▶ Goal
Select from the records below every line that has the word "Hassenpflug" in it.

═══ Given records ═══

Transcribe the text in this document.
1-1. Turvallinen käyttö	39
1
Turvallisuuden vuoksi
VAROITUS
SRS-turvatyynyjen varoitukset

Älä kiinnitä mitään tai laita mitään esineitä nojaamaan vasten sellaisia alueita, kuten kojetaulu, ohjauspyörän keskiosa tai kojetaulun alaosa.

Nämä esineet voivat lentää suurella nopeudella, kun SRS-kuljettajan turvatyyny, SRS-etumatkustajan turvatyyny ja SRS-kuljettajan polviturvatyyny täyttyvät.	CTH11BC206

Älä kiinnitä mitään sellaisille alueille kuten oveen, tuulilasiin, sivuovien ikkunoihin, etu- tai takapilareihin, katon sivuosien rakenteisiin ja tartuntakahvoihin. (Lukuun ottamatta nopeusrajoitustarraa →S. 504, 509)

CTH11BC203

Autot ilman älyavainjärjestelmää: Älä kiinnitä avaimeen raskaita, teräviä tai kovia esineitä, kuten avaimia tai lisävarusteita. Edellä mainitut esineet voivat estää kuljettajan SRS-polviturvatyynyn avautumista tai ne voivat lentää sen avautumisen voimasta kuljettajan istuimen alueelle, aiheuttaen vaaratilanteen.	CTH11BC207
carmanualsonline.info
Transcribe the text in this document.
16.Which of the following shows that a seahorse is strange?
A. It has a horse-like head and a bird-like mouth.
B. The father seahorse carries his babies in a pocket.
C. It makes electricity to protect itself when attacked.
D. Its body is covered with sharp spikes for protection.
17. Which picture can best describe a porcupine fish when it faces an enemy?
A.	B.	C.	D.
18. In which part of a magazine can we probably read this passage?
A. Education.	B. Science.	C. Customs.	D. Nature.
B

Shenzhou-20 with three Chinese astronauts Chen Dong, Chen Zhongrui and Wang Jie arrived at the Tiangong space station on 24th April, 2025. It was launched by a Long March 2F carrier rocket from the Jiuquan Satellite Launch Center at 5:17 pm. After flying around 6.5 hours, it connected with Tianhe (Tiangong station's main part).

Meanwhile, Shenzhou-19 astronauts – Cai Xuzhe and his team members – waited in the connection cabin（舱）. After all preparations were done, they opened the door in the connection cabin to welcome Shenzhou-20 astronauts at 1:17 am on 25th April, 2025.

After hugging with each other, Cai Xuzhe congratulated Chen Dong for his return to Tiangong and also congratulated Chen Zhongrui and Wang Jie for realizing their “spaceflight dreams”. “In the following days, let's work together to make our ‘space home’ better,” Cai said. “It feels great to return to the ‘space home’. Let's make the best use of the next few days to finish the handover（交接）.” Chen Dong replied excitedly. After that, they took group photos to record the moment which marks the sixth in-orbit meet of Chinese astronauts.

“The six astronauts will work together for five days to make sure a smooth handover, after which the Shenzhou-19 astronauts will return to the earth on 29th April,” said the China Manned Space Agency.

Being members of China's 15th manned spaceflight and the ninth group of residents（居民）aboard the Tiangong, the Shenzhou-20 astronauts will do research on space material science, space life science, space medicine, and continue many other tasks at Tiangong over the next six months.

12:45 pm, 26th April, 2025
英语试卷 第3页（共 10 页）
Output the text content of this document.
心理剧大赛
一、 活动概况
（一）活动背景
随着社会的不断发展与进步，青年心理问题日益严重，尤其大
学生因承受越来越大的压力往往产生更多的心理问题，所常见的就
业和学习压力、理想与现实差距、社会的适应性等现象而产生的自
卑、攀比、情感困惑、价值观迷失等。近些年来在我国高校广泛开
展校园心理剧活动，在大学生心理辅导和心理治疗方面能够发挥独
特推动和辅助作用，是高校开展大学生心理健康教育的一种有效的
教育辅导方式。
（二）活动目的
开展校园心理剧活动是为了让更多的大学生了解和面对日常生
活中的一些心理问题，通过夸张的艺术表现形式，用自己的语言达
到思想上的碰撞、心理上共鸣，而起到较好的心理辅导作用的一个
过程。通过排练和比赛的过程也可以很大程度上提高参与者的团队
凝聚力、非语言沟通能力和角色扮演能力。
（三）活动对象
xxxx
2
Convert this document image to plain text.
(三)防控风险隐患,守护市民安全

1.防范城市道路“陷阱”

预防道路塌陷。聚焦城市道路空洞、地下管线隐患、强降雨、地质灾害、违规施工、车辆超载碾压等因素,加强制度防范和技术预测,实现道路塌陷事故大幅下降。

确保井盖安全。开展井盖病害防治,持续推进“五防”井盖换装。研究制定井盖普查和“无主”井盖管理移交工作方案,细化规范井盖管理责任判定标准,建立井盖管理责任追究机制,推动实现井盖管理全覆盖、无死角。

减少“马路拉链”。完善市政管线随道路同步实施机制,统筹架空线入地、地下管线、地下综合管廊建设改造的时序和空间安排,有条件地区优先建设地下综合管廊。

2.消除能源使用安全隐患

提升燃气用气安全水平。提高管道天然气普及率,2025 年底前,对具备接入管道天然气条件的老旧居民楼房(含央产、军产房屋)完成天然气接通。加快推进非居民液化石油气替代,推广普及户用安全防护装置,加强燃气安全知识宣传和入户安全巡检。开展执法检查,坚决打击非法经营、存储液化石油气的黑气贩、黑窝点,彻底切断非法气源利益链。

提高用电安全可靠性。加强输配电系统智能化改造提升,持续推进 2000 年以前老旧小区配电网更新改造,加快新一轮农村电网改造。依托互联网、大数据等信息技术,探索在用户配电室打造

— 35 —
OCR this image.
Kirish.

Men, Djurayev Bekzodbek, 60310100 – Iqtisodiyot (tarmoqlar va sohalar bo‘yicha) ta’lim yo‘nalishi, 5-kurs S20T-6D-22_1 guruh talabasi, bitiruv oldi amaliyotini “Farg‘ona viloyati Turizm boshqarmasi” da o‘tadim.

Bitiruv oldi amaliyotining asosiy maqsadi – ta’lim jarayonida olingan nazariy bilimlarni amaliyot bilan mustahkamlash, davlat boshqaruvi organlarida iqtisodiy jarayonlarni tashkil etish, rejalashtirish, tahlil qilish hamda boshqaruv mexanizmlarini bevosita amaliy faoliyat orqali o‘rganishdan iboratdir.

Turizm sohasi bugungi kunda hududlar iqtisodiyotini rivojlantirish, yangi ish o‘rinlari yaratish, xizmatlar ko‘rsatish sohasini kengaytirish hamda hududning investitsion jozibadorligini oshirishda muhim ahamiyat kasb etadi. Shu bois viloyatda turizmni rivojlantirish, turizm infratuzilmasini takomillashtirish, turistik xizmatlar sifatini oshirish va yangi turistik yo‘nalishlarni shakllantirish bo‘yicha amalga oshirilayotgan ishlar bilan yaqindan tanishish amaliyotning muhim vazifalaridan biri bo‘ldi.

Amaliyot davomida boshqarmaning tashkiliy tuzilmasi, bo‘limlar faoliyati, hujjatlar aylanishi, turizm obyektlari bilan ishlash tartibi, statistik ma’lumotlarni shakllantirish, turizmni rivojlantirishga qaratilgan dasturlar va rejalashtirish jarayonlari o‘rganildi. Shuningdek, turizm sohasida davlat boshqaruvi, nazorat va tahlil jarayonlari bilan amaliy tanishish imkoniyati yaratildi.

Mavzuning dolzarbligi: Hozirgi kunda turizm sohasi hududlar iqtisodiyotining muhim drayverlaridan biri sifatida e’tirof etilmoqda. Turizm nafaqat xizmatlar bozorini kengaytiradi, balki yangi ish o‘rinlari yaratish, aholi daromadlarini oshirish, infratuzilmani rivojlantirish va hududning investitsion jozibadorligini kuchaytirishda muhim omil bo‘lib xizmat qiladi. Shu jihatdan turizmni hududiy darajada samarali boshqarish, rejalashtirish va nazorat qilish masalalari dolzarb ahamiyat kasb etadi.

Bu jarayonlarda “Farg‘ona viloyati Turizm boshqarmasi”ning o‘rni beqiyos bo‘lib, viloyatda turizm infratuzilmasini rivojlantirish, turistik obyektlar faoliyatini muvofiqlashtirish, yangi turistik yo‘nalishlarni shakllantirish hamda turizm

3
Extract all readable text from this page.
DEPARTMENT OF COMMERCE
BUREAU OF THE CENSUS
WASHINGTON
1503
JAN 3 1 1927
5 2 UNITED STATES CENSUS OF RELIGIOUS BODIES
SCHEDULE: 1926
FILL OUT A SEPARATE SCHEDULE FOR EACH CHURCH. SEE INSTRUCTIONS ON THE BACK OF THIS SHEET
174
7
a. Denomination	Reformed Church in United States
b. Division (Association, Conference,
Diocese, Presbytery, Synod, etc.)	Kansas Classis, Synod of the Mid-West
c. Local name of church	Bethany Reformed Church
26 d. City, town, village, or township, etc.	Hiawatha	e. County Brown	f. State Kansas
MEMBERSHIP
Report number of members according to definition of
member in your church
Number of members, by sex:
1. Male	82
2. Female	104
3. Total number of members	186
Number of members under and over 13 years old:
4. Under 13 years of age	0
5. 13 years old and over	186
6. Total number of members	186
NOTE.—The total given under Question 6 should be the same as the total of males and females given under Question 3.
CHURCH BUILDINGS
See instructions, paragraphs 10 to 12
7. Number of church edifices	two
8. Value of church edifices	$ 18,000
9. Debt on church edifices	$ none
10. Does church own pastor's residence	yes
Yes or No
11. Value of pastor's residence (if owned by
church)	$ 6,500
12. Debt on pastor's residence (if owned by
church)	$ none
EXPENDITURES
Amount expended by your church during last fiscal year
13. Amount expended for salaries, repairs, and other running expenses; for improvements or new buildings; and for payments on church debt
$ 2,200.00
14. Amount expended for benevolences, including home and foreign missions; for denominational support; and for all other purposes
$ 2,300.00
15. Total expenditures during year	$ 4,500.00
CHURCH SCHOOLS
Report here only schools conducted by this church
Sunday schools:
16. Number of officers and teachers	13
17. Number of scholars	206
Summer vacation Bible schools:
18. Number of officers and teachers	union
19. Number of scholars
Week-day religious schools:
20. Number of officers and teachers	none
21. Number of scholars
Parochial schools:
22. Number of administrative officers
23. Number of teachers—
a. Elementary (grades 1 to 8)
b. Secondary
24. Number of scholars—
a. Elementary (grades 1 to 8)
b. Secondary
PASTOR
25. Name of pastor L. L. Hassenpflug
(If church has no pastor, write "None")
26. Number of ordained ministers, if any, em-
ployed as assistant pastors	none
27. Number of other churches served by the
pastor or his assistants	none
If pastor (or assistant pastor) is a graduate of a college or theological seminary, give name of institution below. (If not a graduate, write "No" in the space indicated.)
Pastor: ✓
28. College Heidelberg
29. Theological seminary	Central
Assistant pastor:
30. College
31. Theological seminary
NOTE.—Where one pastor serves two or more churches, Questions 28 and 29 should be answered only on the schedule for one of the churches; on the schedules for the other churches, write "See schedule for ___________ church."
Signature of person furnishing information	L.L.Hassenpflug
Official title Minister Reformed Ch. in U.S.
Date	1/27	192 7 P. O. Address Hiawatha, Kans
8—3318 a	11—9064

═══

▶ Correct result
25. Name of pastor L. L. Hassenpflug
Signature of person furnishing information	L.L.Hassenpflug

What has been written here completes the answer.